What you are asked to do
List all lines of the data that include the string "gets".

Dataset records
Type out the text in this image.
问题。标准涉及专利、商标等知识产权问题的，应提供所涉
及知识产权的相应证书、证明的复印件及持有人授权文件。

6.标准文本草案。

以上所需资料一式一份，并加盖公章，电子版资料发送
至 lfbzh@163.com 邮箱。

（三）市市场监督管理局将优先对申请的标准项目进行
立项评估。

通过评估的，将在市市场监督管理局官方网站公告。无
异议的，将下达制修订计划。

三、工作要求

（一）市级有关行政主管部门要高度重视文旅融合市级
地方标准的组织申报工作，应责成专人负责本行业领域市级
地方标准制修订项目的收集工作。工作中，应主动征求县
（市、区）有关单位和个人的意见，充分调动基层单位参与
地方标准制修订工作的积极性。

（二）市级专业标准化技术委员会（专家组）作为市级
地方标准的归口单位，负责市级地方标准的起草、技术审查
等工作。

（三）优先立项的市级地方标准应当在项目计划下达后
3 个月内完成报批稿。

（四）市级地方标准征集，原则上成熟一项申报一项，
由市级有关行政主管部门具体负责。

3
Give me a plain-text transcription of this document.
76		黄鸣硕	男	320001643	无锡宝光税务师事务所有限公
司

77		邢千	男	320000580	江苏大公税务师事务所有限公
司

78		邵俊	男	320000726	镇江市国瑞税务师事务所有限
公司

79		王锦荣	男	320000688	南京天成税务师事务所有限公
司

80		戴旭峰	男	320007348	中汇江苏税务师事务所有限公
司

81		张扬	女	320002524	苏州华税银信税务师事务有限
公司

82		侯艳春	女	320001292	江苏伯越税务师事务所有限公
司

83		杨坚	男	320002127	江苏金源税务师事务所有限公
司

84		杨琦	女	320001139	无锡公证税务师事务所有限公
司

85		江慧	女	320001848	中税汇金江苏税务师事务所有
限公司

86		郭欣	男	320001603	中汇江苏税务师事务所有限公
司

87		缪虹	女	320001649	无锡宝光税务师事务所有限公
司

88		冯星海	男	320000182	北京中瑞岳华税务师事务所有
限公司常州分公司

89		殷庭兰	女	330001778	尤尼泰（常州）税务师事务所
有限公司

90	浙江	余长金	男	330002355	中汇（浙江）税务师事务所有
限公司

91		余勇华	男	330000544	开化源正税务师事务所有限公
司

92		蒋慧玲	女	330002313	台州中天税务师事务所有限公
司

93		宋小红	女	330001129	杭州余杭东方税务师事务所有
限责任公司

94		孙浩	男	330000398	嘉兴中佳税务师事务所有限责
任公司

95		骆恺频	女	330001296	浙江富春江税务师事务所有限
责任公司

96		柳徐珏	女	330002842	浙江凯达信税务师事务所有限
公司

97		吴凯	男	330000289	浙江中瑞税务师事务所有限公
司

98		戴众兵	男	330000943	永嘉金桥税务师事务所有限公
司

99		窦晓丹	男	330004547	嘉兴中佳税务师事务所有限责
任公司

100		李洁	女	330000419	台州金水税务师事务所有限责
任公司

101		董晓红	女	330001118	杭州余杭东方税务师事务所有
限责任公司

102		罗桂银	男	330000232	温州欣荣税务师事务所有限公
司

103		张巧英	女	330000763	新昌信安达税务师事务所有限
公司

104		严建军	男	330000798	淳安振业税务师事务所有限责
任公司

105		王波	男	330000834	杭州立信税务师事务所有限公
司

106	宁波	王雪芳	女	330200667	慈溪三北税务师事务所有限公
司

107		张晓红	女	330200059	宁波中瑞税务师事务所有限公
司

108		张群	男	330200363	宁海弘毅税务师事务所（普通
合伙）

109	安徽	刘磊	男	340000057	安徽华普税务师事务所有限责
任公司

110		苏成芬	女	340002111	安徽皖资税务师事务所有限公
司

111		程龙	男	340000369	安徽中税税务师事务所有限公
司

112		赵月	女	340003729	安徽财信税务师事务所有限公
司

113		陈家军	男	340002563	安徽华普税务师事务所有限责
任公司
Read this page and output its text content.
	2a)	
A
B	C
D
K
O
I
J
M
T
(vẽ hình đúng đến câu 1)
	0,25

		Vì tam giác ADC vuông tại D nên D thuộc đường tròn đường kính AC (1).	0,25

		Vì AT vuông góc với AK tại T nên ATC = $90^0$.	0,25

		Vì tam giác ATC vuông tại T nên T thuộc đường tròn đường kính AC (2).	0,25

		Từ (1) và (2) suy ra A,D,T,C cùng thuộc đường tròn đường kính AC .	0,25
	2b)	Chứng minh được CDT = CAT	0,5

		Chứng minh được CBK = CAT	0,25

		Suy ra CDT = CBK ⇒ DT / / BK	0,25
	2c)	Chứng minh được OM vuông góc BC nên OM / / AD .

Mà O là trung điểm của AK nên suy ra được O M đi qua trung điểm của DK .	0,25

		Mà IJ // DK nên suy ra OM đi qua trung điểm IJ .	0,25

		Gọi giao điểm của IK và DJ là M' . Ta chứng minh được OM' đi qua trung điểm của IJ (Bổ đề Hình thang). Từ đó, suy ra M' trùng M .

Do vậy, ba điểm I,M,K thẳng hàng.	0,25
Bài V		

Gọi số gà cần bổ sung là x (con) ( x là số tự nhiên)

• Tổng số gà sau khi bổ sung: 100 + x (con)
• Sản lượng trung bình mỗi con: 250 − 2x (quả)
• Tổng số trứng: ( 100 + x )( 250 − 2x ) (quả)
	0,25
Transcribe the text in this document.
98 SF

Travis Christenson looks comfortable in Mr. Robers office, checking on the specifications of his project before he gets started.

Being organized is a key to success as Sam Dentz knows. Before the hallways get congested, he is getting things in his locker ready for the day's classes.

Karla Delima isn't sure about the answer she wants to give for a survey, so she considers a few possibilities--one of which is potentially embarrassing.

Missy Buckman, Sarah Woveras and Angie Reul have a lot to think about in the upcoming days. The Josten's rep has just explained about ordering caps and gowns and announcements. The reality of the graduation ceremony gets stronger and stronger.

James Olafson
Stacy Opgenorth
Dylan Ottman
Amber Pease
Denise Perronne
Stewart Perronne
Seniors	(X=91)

Reply
Travis Christenson looks comfortable in Mr. Robers office, checking on the specifications of his project before he gets started.
Missy Buckman, Sarah Woveras and Angie Reul have a lot to think about in the upcoming days. The Josten's rep has just explained about ordering caps and gowns and announcements. The reality of the graduation ceremony gets stronger and stronger.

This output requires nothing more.